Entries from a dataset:
-.-.-
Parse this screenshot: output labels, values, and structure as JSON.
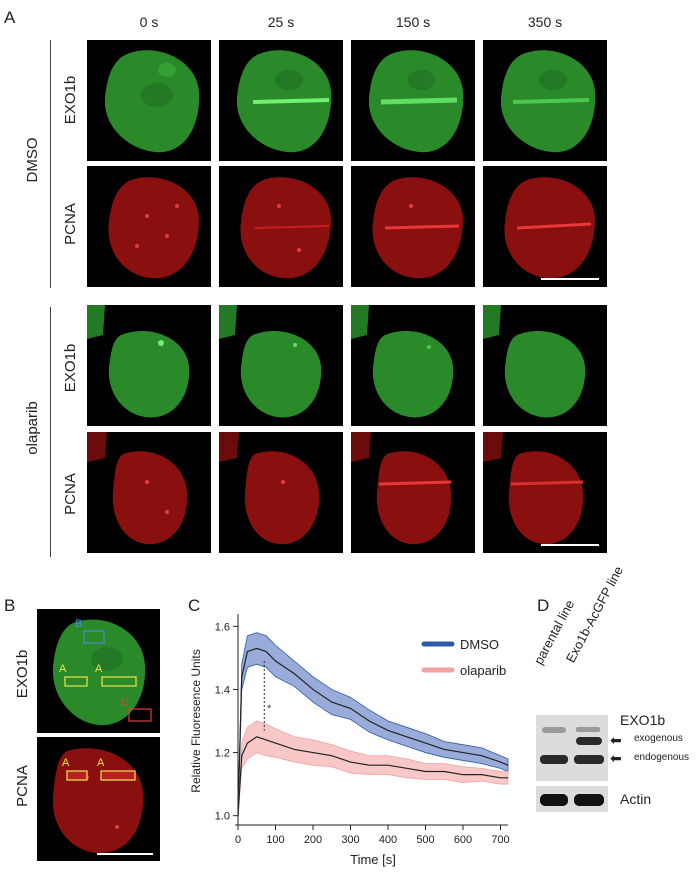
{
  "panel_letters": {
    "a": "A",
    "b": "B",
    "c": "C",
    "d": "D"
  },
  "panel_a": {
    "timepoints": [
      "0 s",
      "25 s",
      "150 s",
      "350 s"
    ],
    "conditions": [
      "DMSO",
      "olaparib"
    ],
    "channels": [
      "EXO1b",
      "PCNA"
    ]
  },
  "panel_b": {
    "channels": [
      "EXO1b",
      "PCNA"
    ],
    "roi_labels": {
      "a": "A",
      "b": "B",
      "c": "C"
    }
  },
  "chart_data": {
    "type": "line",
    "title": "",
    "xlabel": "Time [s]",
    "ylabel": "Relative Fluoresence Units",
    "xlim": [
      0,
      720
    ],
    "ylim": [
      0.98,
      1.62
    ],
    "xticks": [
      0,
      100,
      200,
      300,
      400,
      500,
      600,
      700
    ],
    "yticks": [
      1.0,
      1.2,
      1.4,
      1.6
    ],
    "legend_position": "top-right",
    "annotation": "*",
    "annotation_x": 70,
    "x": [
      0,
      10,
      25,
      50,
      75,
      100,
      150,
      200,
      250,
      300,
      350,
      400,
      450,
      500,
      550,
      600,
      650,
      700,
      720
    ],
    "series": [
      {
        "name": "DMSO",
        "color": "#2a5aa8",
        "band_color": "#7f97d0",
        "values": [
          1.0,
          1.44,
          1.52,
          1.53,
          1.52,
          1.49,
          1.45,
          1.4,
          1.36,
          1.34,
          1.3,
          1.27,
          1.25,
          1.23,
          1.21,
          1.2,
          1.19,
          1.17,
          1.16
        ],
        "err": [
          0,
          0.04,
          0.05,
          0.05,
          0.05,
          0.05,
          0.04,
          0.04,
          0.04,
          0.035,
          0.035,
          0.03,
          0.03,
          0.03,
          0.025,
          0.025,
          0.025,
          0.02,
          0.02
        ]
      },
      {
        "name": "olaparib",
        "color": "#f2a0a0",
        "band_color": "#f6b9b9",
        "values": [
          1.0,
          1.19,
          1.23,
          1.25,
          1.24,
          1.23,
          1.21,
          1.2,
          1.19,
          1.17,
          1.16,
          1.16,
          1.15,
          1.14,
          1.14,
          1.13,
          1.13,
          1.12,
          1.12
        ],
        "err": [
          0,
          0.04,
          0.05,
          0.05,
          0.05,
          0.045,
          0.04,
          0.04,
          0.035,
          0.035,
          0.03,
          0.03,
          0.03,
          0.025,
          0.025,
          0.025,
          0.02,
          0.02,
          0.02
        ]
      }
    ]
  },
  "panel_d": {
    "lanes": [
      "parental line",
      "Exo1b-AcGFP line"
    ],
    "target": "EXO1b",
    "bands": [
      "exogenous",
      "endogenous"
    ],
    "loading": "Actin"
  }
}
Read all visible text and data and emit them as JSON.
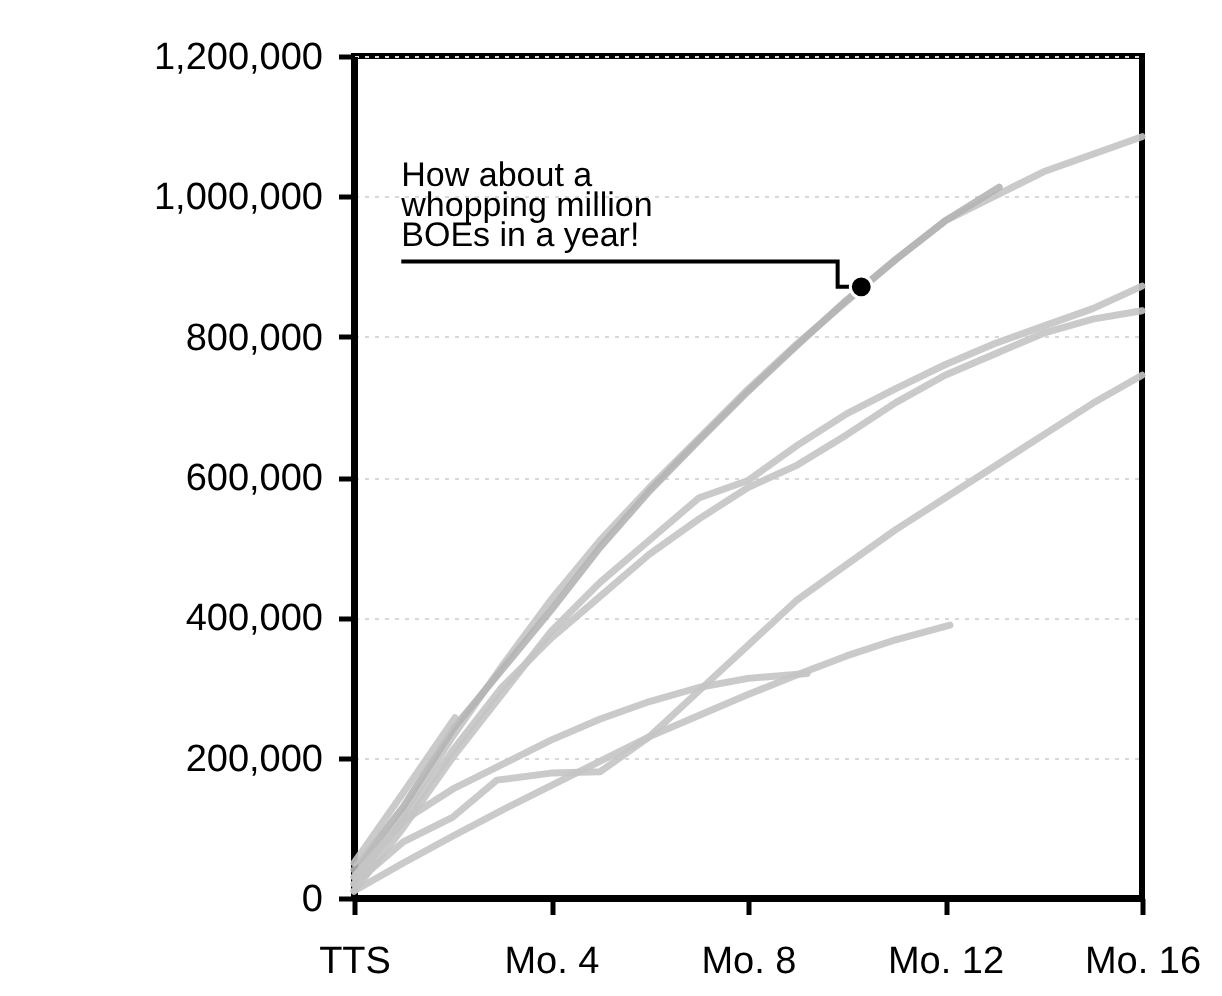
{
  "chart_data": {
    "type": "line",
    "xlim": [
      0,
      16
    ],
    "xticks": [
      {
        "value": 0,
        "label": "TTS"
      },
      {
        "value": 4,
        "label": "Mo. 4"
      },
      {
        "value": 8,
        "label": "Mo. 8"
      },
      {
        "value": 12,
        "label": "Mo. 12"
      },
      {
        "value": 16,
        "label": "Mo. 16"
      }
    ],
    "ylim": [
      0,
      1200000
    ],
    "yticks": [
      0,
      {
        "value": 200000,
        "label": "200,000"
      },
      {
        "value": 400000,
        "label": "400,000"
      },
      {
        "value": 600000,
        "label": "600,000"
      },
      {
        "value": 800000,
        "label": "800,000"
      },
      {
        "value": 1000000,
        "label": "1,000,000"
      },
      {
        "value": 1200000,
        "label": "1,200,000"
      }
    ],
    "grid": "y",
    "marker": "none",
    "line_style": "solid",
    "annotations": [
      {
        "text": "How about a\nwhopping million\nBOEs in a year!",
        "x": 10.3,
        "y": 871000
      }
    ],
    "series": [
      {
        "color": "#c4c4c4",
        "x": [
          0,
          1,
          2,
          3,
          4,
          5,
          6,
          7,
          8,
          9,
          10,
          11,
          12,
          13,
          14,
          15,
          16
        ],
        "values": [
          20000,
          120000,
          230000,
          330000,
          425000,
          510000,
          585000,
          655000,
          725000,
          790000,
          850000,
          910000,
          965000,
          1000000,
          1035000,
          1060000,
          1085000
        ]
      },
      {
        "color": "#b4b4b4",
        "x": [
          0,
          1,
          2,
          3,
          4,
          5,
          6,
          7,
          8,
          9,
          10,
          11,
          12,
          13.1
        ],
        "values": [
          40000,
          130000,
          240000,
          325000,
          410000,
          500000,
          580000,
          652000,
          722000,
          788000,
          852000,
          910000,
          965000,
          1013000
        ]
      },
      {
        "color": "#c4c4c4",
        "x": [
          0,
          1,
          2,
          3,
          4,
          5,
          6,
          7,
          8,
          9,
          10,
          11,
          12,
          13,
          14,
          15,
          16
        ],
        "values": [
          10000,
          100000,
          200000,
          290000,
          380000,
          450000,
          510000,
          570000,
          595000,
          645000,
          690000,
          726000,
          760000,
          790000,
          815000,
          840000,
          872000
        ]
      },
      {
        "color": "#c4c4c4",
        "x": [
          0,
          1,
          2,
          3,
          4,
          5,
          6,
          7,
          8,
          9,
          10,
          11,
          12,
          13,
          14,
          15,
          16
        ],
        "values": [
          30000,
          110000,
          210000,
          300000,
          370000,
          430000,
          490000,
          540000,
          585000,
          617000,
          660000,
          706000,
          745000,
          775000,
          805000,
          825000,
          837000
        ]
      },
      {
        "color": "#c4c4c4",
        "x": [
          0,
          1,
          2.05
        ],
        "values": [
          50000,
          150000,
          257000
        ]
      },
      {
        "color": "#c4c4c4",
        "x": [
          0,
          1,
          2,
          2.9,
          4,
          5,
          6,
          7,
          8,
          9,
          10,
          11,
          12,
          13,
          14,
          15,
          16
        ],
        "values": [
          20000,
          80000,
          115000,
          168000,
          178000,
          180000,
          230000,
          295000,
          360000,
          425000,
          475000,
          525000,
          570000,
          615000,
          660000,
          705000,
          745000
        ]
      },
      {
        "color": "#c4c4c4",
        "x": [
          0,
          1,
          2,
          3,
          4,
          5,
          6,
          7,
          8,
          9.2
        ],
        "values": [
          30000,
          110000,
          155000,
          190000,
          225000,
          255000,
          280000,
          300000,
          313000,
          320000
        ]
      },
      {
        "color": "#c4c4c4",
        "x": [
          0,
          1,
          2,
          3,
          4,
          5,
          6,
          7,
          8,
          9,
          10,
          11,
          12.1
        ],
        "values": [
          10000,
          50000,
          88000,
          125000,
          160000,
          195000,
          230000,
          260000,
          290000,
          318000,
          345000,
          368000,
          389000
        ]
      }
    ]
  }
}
-.-.-
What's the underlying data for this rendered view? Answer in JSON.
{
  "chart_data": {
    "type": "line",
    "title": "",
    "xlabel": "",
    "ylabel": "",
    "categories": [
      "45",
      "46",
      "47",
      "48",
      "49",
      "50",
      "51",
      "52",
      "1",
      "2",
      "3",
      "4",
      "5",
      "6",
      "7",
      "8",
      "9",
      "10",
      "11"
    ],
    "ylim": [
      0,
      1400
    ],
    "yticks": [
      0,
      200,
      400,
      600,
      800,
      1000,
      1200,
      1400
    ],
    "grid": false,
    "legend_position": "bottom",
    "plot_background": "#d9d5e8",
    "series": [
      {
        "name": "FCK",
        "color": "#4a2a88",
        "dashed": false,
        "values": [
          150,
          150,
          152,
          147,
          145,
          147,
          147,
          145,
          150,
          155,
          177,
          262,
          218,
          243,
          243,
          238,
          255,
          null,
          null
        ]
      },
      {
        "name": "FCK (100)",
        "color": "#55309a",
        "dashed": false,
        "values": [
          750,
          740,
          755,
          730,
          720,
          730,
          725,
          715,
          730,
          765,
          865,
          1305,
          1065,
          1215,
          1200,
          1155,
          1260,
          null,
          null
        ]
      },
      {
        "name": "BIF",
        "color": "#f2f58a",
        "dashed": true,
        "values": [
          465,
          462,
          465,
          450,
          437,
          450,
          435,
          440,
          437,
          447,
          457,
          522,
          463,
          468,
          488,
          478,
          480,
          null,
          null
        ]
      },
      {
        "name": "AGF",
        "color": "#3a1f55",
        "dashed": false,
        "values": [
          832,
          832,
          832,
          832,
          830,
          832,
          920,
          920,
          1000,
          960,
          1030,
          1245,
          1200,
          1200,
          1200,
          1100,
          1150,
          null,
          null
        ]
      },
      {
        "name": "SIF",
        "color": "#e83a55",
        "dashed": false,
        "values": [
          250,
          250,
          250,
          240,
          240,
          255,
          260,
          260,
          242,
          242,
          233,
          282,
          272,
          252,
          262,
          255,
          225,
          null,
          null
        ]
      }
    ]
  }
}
-.-.-
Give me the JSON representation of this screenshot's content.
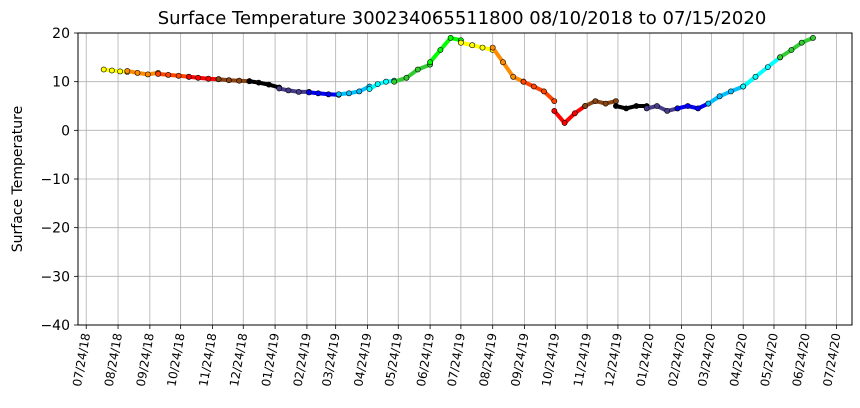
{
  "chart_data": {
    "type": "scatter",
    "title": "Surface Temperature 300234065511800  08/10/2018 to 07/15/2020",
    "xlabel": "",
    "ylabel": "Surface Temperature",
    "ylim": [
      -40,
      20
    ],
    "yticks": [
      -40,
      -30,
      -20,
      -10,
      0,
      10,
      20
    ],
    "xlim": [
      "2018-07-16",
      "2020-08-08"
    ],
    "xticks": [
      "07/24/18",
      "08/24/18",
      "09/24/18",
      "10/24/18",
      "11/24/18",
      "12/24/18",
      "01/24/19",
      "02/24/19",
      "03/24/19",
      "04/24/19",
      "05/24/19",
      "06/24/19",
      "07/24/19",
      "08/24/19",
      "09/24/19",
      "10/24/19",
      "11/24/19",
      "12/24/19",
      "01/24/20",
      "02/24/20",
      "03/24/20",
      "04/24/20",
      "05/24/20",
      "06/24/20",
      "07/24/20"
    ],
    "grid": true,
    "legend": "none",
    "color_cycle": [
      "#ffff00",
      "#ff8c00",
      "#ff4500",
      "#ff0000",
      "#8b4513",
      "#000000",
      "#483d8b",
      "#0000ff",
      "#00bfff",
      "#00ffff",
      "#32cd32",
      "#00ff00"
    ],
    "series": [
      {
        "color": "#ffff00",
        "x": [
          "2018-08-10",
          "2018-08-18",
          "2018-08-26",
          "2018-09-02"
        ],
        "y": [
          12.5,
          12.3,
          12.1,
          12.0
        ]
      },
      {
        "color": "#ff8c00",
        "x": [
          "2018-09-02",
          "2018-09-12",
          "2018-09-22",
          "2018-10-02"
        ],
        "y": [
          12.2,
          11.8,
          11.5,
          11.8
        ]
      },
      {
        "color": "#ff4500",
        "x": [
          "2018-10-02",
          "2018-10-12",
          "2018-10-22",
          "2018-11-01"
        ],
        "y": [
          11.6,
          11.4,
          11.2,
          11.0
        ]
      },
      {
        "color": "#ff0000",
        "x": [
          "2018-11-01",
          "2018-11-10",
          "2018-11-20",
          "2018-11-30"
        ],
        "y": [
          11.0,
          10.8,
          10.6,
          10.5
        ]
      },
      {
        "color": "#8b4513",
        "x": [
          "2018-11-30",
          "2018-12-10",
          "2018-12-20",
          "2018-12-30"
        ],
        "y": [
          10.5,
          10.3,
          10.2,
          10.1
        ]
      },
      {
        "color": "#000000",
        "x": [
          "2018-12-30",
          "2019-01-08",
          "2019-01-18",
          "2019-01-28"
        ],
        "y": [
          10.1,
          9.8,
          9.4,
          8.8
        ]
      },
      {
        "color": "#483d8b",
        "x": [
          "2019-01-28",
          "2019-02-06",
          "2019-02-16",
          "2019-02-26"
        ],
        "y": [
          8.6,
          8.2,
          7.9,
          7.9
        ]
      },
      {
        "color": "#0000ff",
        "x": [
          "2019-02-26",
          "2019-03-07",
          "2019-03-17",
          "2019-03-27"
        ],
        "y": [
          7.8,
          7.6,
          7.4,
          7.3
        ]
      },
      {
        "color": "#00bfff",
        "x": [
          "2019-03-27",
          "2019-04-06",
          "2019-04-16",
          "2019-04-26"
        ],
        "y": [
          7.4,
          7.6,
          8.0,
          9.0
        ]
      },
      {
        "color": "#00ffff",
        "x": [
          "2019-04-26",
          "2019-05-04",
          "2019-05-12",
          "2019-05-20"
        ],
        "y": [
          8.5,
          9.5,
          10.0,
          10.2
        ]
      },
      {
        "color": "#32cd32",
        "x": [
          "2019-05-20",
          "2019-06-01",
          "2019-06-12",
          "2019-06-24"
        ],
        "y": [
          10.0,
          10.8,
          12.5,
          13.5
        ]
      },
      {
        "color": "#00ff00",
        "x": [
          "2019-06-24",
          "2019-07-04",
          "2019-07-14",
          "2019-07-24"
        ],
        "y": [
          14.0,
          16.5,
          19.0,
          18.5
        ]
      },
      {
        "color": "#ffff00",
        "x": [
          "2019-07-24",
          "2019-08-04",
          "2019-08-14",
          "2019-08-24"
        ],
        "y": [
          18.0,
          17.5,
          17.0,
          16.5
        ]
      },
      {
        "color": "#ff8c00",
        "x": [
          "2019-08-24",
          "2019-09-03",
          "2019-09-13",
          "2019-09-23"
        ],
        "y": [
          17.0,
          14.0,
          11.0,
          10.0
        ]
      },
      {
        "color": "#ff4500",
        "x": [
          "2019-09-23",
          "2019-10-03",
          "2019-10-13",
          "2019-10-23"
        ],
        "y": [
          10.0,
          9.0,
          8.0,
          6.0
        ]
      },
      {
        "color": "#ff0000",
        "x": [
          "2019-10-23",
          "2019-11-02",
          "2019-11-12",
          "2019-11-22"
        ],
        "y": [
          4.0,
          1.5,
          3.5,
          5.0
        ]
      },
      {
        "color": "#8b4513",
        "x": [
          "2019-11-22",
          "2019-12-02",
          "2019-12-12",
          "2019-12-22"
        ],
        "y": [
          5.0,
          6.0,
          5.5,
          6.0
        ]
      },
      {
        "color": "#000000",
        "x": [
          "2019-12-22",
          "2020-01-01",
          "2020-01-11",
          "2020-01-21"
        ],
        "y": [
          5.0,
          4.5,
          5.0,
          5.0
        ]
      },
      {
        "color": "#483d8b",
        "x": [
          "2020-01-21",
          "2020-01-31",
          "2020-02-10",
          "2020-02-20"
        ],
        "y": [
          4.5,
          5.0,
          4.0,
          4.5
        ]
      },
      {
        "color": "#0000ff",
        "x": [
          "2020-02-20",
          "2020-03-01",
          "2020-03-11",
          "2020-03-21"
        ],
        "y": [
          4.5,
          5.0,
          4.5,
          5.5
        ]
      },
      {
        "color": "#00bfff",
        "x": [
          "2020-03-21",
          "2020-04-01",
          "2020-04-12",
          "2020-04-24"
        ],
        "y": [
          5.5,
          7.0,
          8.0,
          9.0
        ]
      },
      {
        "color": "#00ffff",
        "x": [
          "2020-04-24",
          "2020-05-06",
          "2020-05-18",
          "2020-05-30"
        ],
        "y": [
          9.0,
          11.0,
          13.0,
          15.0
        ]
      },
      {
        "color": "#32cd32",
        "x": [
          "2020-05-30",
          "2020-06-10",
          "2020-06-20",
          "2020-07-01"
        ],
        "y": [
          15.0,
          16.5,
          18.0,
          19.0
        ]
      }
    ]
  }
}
-.-.-
** What the task requires **
Go through the listing above and list every line that has the word "Surface".

** Task answer **
    "title": "Surface Temperature 300234065511800  08/10/2018 to 07/15/2020",
    "ylabel": "Surface Temperature",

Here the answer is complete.